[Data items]

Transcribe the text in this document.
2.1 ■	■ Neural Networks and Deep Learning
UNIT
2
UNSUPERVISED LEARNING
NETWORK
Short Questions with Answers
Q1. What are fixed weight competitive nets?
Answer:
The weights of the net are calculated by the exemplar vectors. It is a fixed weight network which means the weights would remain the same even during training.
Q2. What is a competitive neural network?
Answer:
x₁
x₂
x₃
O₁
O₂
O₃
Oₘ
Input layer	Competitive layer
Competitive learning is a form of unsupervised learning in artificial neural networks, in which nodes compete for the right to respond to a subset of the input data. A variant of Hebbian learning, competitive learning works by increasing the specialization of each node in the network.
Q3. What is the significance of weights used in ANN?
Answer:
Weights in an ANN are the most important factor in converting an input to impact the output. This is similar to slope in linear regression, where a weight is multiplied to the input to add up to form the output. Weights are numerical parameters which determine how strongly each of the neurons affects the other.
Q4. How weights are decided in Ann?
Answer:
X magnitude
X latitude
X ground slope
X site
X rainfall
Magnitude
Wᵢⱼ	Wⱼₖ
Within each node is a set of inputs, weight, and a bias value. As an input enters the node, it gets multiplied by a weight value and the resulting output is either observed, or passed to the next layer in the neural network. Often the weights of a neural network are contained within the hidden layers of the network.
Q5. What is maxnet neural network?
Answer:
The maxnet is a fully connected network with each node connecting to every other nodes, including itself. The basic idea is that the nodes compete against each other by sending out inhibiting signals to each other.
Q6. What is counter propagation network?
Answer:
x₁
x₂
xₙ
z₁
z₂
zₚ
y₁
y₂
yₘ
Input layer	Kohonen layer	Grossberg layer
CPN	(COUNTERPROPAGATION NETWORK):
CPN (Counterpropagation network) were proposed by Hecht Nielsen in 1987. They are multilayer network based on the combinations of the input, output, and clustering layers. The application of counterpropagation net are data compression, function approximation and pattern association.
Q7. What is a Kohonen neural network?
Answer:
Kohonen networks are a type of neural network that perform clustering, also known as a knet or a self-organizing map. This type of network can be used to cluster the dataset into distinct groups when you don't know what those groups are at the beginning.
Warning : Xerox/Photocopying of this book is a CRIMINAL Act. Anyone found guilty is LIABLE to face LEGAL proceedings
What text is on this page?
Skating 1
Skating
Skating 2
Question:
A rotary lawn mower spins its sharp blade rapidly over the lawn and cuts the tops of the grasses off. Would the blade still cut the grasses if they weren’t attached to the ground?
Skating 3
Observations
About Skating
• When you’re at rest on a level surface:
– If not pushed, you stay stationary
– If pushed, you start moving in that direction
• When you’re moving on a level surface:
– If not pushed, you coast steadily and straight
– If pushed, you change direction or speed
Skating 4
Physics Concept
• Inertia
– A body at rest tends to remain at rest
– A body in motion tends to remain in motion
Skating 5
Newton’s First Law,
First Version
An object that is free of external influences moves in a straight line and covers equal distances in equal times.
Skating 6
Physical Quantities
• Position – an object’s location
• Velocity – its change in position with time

● **Stated task**
Report back each line of the entries that holds the string "straight".

● **Response**
– If not pushed, you coast steadily and straight
An object that is free of external influences moves in a straight line and covers equal distances in equal times.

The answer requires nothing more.